Trecho apresentado ::
· · · · ·
Outro improviso experimental incrível foi o dos “Leitores da Coluna”, cena inspirada em outro fato bastante comentado nas bibliografias da Coluna Prestes, que é o das leituras de romances de diferentes tipos feitos pela tropa, que partiam os livros em muitos pedaços, que rodavam de mão em mão entre os diferentes leitores. Esse hábito era fruto da dedicação dos revolucionários de alfabetizar as tropas durante a marcha. Cena em chave dramática, apoiada em um realismo crítico, envolvia um Tenente Professor e o Soldado Leitor, que chegava querendo saber do final da peça que o Tenente Antônio tinha arrumado, “Romeu e Julieta”. O problema é que o Tenente Antônio tinha usado as últimas páginas do “Romeu e Julieta” nas necessidades que teve de fazer no mato… “Tu cagou na Julieta?!”, diz atônito o soldado Pedro. A cena encerrava com o Tenente Professor arrumando um cordel de sacanagem para o soldado, que vê enfim satisfeita sua curiosidade leitora. Esse personagem do soldado que aprende a ler na Coluna Prestes e torna-se um viciado em romances é outra dessas figuras-processos que certamente deveremos aproveitar na peça.
Por fim, existe uma parte do que é criado nos ensaios que não surge nos improvisos, que não passam pela experimentação cênica, mas que surgem das conversas e reflexões teóricas, políticas e poéticas sobre o material, debatendo sobre as descobertas, contradições e continuidades históricas que a Coluna Prestes projeta na História do Brasil, com seus ecos e desfechos reverberando até o presente de maneira espantosa. É mesmo uma surpresa estudar esse tema, que se desdobra em uma fragmentos de infinita profundidade, marcando a difícil tarefa de escolher o que contar diante dessa imensidão que foi a epopeia da Marcha da Esperança. Termino, assim, sintetizando parte do que foi sonhado e debatido nessa semana de ensaios, descrevendo algumas situações e ideias poderosíssimas, que giram em torno dessa questão fundamental: o que queremos contar sobre a Coluna Prestes pensando o tempo turbulento que atravessamos?
Entre as situações sonhadas diante dessa questão, cabe destacar alguns delírios:
- Encontro entra a Maria Bonita e uma Vivandeira para evitar o conflito entre a Coluna Prestes e o Bando do Lampião.
- Fantasmas de Canudo a partir do encontro com a Velha Sobrevivente, no dia em que a Coluna Prestes acampa por lá.
- Desenvolver a relação entre o Tenente Professor e o Soldado que aprendeu a ler, utilizando o “Romeu e Julieta” como um paralelo de um amor não admitido que surge entre os dois; o Professor consegue encontrar o livro com o texto “Romeu e Julieta”, para enfim entregar para o soldado poder ler o final; mas encontra com o Soldado em seu leito de morte, depois de ferido em combate – o presente do livro coincide com a morte do Soldado e o único beijo entre os dois. Nesse caso, “Romeu e Julieta” serve de espelho para a história trágica do Tenente e o Soldado.
- Coro de Leitores de Jornal, que, num movimento coreografado, apresentam o texto da próxima cena, com letras escritas em cada jornal.
- Coro Alegórico dos biomas que a Coluna atravessa; definir uma árvore-símbolo de cada um desses biomas.
- Na Bolívia, nos estertores da Coluna, encontro entre Prestes e um dos soldados que o acompanha desde Santo Ângelo, o primeiro que Prestes ensinou a ler e escrever; o Soldado está para morrer de impaludismo, Prestes acompanha seus últimos momentos; os dois conversam, dessa conversa toda a história da Coluna acontece.
· · · · ·
Material ::
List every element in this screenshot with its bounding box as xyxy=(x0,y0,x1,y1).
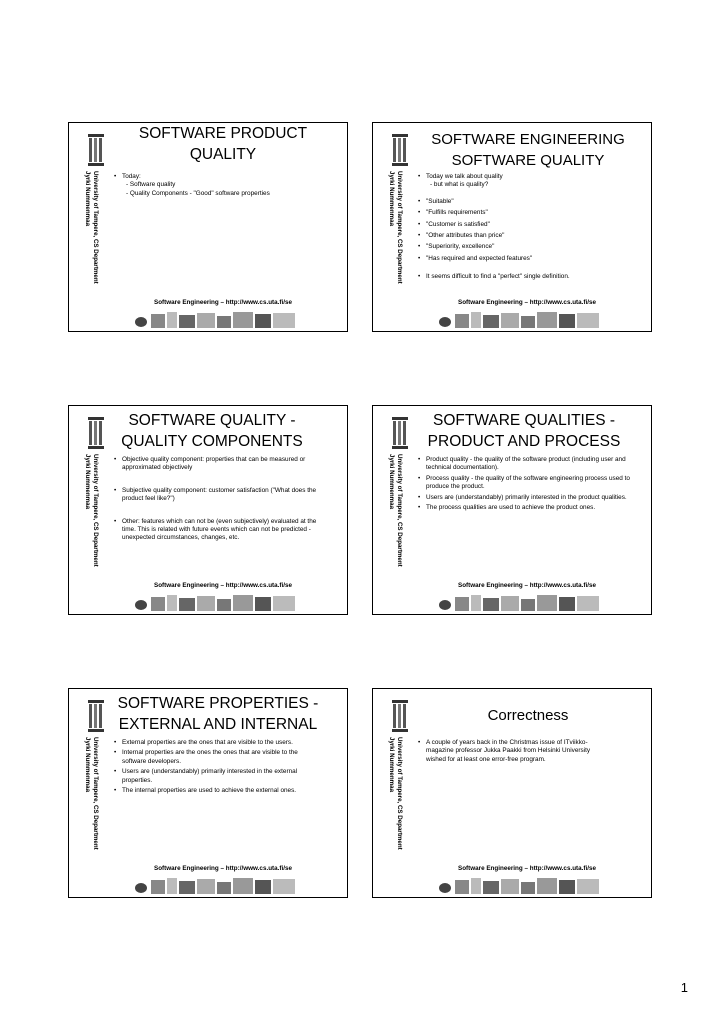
slide-footer: Software Engineering – http://www.cs.uta.fi/se xyxy=(458,865,596,872)
bullet-item: • Subjective quality component: customer satisfaction ("What does the product feel like?") xyxy=(114,486,317,503)
sidebar-university: University of Tampere, CS Department xyxy=(396,171,403,284)
page-number: 1 xyxy=(680,980,688,995)
photo-strip-image xyxy=(437,877,607,895)
slide-body xyxy=(417,456,637,512)
university-logo-icon xyxy=(88,417,104,449)
slide-footer: Software Engineering – http://www.cs.uta.fi/se xyxy=(154,299,292,306)
bullet-item: • Other: features which can not be (even subjectively) evaluated at the time. This is related with future events which can not be predicted - unexpected circumstances, changes, etc. xyxy=(114,517,317,542)
slide-3 xyxy=(68,405,348,615)
bullet-item: • External properties are the ones that are visible to the users. xyxy=(114,739,293,746)
slide-title: SOFTWARE QUALITIES - PRODUCT AND PROCESS xyxy=(427,412,621,450)
bullet-item: • "Other attributes than price" xyxy=(418,232,505,240)
bullet-item: • Today we talk about quality - but what is quality? xyxy=(417,173,641,190)
university-logo-icon xyxy=(392,134,408,166)
university-logo-icon xyxy=(392,700,408,732)
sidebar-university: University of Tampere, CS Department xyxy=(92,171,99,284)
sidebar-university: University of Tampere, CS Department xyxy=(396,737,403,850)
bullet-item: • The process qualities are used to achieve the product ones. xyxy=(418,504,596,512)
bullet-item: • Users are (understandably) primarily interested in the product qualities. xyxy=(418,493,627,501)
university-logo-icon xyxy=(88,700,104,732)
slide-body xyxy=(417,739,611,764)
bullet-item: • Today: - Software quality - Quality Components - "Good" software properties xyxy=(113,173,337,198)
sidebar-university: University of Tampere, CS Department xyxy=(92,737,99,850)
bullet-item: • "Customer is satisfied" xyxy=(418,220,490,228)
slide-title: SOFTWARE PRODUCT QUALITY xyxy=(138,125,308,163)
slide-1 xyxy=(68,122,348,332)
sidebar-author: Jyrki Nummenmaa xyxy=(84,454,92,510)
bullet-item: • "Fulfills requirements" xyxy=(418,209,488,217)
slide-title: SOFTWARE PROPERTIES - EXTERNAL AND INTERNAL xyxy=(117,695,319,733)
bullet-item: • Internal properties are the ones the ones that are visible to the software developers. xyxy=(114,749,298,765)
slide-footer: Software Engineering – http://www.cs.uta.fi/se xyxy=(154,582,292,589)
slide-title: SOFTWARE ENGINEERING SOFTWARE QUALITY xyxy=(431,131,625,169)
sidebar xyxy=(387,171,403,331)
sidebar xyxy=(83,454,99,614)
slide-6 xyxy=(372,688,652,898)
bullet-item: • Users are (understandably) primarily interested in the external properties. xyxy=(114,768,298,784)
bullet-item: • It seems difficult to find a "perfect" single definition. xyxy=(418,273,570,281)
sidebar-author: Jyrki Nummenmaa xyxy=(388,454,396,510)
sidebar-university: University of Tampere, CS Department xyxy=(396,454,403,567)
slide-body xyxy=(113,739,317,795)
slide-2 xyxy=(372,122,652,332)
bullet-item: • "Superiority, excellence" xyxy=(418,243,495,251)
sidebar xyxy=(387,737,403,897)
slide-footer: Software Engineering – http://www.cs.uta.fi/se xyxy=(458,582,596,589)
sidebar-author: Jyrki Nummenmaa xyxy=(388,171,396,227)
bullet-item: • "Suitable" xyxy=(418,197,454,205)
slide-body xyxy=(113,173,337,198)
bullet-item: • The internal properties are used to achieve the external ones. xyxy=(114,787,297,795)
sub-item: - Software quality xyxy=(126,181,176,189)
sidebar xyxy=(83,737,99,897)
university-logo-icon xyxy=(392,417,408,449)
slide-body xyxy=(417,173,641,282)
slide-body xyxy=(113,456,317,543)
photo-strip-image xyxy=(437,311,607,329)
bullet-item: • Process quality - the quality of the software engineering process used to produce the product. xyxy=(418,474,630,491)
sub-item: - Quality Components - "Good" software properties xyxy=(126,189,270,197)
photo-strip-image xyxy=(133,594,303,612)
slide-footer: Software Engineering – http://www.cs.uta.fi/se xyxy=(154,865,292,872)
sidebar xyxy=(83,171,99,331)
bullet-item: • "Has required and expected features" xyxy=(418,254,533,262)
photo-strip-image xyxy=(437,594,607,612)
slide-title: SOFTWARE QUALITY - QUALITY COMPONENTS xyxy=(121,412,303,450)
sidebar xyxy=(387,454,403,614)
slide-5 xyxy=(68,688,348,898)
university-logo-icon xyxy=(88,134,104,166)
sidebar-university: University of Tampere, CS Department xyxy=(92,454,99,567)
slide-4 xyxy=(372,405,652,615)
slide-title: Correctness xyxy=(487,707,569,724)
sidebar-author: Jyrki Nummenmaa xyxy=(84,737,92,793)
photo-strip-image xyxy=(133,311,303,329)
photo-strip-image xyxy=(133,877,303,895)
sidebar-author: Jyrki Nummenmaa xyxy=(388,737,396,793)
bullet-item: • Product quality - the quality of the software product (including user and technical documentation). xyxy=(418,456,626,472)
bullet-item: • Objective quality component: properties that can be measured or approximated objectively xyxy=(114,456,306,472)
bullet-item: • A couple of years back in the Christmas issue of ITviikko-magazine professor Jukka Paakki from Helsinki University wished for at least one error-free program. xyxy=(418,739,591,763)
slide-footer: Software Engineering – http://www.cs.uta.fi/se xyxy=(458,299,596,306)
sidebar-author: Jyrki Nummenmaa xyxy=(84,171,92,227)
sub-item: - but what is quality? xyxy=(430,181,489,189)
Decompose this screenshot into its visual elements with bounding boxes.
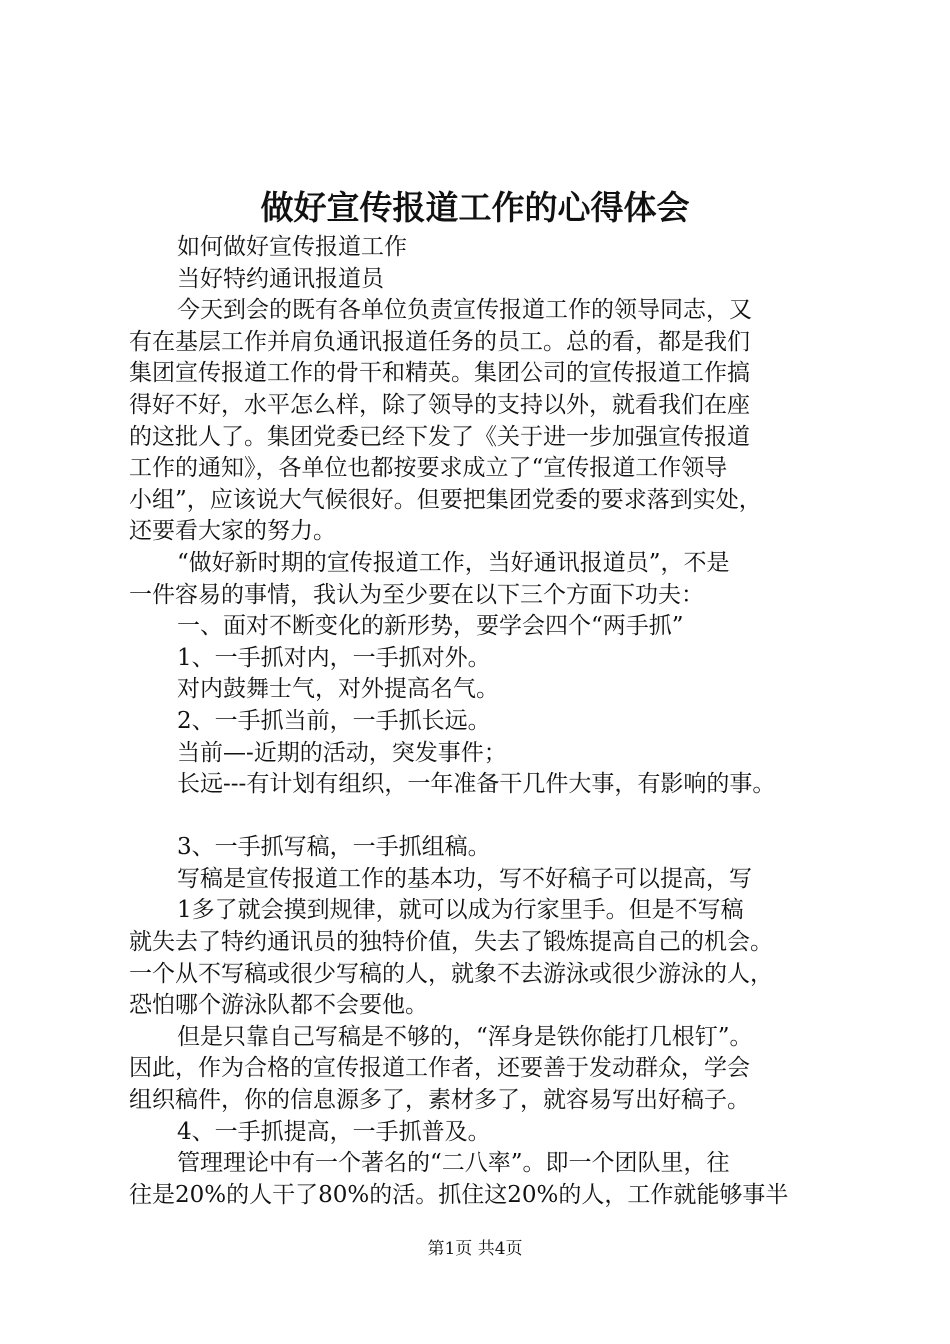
· · · · ·
Edite a parte do trecho apresentado que vai de "- Coro de Leitores" até "um desses biomas.", substituindo "biomas" por "ecossistemas". O material não tem relação com o trecho apresentado.

- Coro de Leitores de Jornal, que, num movimento coreografado, apresentam o texto da próxima cena, com letras escritas em cada jornal.
- Coro Alegórico dos ecossistemas que a Coluna atravessa; definir uma árvore-símbolo de cada um desses ecossistemas.